── RAW DATA
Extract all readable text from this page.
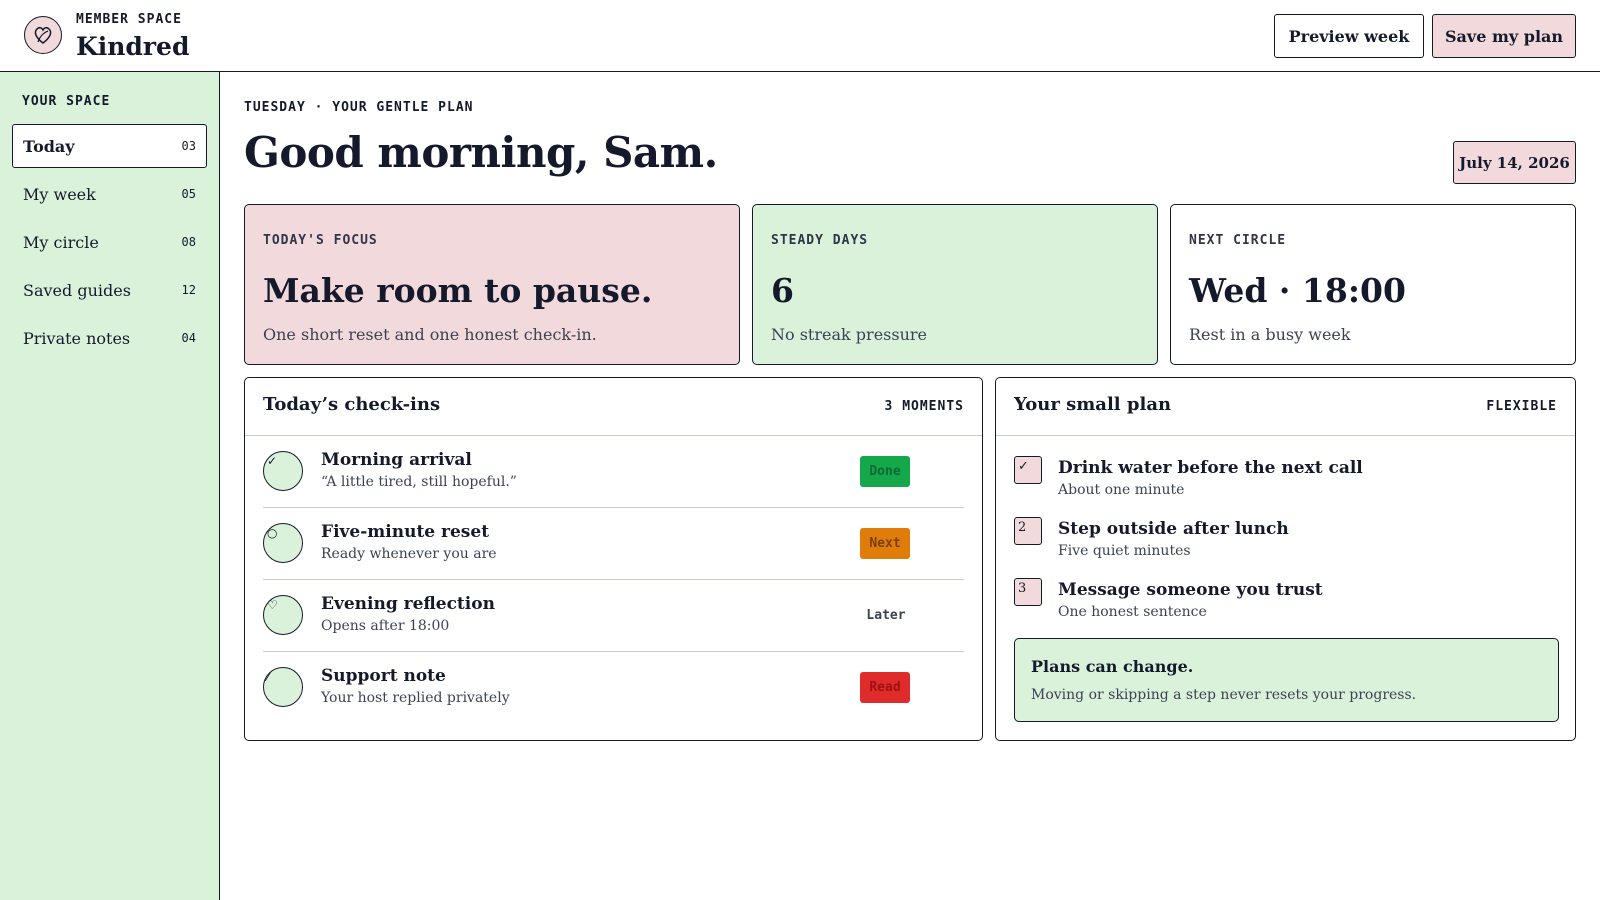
MEMBER SPACE
Kindred	Preview week	Save my plan
YOUR SPACE
Today	03
My week	05
My circle	08
Saved guides	12
Private notes	04
TUESDAY · YOUR GENTLE PLAN
Good morning, Sam.	July 14, 2026
TODAY'S FOCUS
Make room to pause.
One short reset and one honest check-in.
STEADY DAYS
6
No streak pressure
NEXT CIRCLE
Wed · 18:00
Rest in a busy week
Today’s check-ins	3 MOMENTS
✓	Morning arrival
“A little tired, still hopeful.”
Done
○	Five-minute reset
Ready whenever you are
Next
♡	Evening reflection
Opens after 18:00
Later
⁄	Support note
Your host replied privately
Read
Your small plan	FLEXIBLE
✓	Drink water before the next call
About one minute
2	Step outside after lunch
Five quiet minutes
3	Message someone you trust
One honest sentence
Plans can change.
Moving or skipping a step never resets your progress.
────
→ **GOAL OF THE EXERCISE**
Show every line in the entries where the string "check" occurs.

→ **PROBLEM SOLUTION**
One short reset and one honest check-in.
Today’s check-ins	3 MOMENTS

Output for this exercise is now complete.